=== WRITTEN REQUEST ===
Output the data that follows exactly, line for line.

════

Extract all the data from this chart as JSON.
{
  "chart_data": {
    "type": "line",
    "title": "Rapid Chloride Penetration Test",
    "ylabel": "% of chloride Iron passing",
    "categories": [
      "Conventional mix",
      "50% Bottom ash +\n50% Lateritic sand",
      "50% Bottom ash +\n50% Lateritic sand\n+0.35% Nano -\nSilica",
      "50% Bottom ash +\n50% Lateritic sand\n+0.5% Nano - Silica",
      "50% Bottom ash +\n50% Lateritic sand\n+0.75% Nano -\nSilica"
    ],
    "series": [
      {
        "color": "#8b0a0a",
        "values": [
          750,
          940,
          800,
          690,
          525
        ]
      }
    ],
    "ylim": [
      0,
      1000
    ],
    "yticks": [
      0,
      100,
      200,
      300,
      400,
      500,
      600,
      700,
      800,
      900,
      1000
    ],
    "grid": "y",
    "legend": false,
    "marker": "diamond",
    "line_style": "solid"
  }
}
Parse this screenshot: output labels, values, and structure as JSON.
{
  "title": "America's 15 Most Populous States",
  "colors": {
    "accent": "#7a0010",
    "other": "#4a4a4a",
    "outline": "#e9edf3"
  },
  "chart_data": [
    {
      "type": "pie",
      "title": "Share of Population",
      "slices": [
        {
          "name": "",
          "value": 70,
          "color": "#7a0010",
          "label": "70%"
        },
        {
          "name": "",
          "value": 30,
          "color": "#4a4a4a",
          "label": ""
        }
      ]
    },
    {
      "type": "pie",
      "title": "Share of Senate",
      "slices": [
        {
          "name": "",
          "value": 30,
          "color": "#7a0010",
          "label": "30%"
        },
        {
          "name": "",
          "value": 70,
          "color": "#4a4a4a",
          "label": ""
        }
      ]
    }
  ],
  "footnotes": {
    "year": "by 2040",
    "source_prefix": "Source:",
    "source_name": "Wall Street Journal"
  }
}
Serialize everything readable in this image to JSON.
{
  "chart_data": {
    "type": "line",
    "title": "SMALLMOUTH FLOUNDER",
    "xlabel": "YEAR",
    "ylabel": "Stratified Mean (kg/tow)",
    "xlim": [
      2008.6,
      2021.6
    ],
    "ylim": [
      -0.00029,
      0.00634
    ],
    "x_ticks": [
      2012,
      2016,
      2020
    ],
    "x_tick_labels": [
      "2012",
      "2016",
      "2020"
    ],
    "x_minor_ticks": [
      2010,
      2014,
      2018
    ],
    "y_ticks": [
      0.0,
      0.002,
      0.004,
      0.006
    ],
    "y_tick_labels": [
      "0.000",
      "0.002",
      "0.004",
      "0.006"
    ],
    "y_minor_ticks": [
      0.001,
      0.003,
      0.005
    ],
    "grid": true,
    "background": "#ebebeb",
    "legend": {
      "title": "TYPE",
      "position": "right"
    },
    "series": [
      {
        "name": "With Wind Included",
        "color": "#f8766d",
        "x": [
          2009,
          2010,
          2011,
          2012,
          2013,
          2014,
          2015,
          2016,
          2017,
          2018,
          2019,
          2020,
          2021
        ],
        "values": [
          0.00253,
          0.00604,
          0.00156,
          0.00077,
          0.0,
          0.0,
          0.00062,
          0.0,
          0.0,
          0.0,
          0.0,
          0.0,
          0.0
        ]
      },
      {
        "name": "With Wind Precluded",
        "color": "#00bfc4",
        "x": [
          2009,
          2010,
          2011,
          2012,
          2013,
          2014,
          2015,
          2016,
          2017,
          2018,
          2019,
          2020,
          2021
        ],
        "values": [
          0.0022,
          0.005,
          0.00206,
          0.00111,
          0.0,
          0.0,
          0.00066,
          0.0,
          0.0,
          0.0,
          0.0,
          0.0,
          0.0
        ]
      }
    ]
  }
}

════

=== RESPONSE TO THE TASK ===
Extract all the data from this chart as JSON.
{
  "chart_data": {
    "type": "line",
    "title": "Rapid Chloride Penetration Test",
    "ylabel": "% of chloride Iron passing",
    "categories": [
      "Conventional mix",
      "50% Bottom ash +\n50% Lateritic sand",
      "50% Bottom ash +\n50% Lateritic sand\n+0.35% Nano -\nSilica",
      "50% Bottom ash +\n50% Lateritic sand\n+0.5% Nano - Silica",
      "50% Bottom ash +\n50% Lateritic sand\n+0.75% Nano -\nSilica"
    ],
    "series": [
      {
        "color": "#8b0a0a",
        "values": [
          750,
          940,
          800,
          690,
          525
        ]
      }
    ],
    "ylim": [
      0,
      1000
    ],
    "yticks": [
      0,
      100,
      200,
      300,
      400,
      500,
      600,
      700,
      800,
      900,
      1000
    ],
    "grid": "y",
    "legend": false,
    "marker": "diamond",
    "line_style": "solid"
  }
}
Parse this screenshot: output labels, values, and structure as JSON.
{
  "title": "America's 15 Most Populous States",
  "colors": {
    "accent": "#7a0010",
    "other": "#4a4a4a",
    "outline": "#e9edf3"
  },
  "chart_data": [
    {
      "type": "pie",
      "title": "Share of Population",
      "slices": [
        {
          "name": "",
          "value": 70,
          "color": "#7a0010",
          "label": "70%"
        },
        {
          "name": "",
          "value": 30,
          "color": "#4a4a4a",
          "label": ""
        }
      ]
    },
    {
      "type": "pie",
      "title": "Share of Senate",
      "slices": [
        {
          "name": "",
          "value": 30,
          "color": "#7a0010",
          "label": "30%"
        },
        {
          "name": "",
          "value": 70,
          "color": "#4a4a4a",
          "label": ""
        }
      ]
    }
  ],
  "footnotes": {
    "year": "by 2040",
    "source_prefix": "Source:",
    "source_name": "Wall Street Journal"
  }
}
Serialize everything readable in this image to JSON.
{
  "chart_data": {
    "type": "line",
    "title": "SMALLMOUTH FLOUNDER",
    "xlabel": "YEAR",
    "ylabel": "Stratified Mean (kg/tow)",
    "xlim": [
      2008.6,
      2021.6
    ],
    "ylim": [
      -0.00029,
      0.00634
    ],
    "x_ticks": [
      2012,
      2016,
      2020
    ],
    "x_tick_labels": [
      "2012",
      "2016",
      "2020"
    ],
    "x_minor_ticks": [
      2010,
      2014,
      2018
    ],
    "y_ticks": [
      0.0,
      0.002,
      0.004,
      0.006
    ],
    "y_tick_labels": [
      "0.000",
      "0.002",
      "0.004",
      "0.006"
    ],
    "y_minor_ticks": [
      0.001,
      0.003,
      0.005
    ],
    "grid": true,
    "background": "#ebebeb",
    "legend": {
      "title": "TYPE",
      "position": "right"
    },
    "series": [
      {
        "name": "With Wind Included",
        "color": "#f8766d",
        "x": [
          2009,
          2010,
          2011,
          2012,
          2013,
          2014,
          2015,
          2016,
          2017,
          2018,
          2019,
          2020,
          2021
        ],
        "values": [
          0.00253,
          0.00604,
          0.00156,
          0.00077,
          0.0,
          0.0,
          0.00062,
          0.0,
          0.0,
          0.0,
          0.0,
          0.0,
          0.0
        ]
      },
      {
        "name": "With Wind Precluded",
        "color": "#00bfc4",
        "x": [
          2009,
          2010,
          2011,
          2012,
          2013,
          2014,
          2015,
          2016,
          2017,
          2018,
          2019,
          2020,
          2021
        ],
        "values": [
          0.0022,
          0.005,
          0.00206,
          0.00111,
          0.0,
          0.0,
          0.00066,
          0.0,
          0.0,
          0.0,
          0.0,
          0.0,
          0.0
        ]
      }
    ]
  }
}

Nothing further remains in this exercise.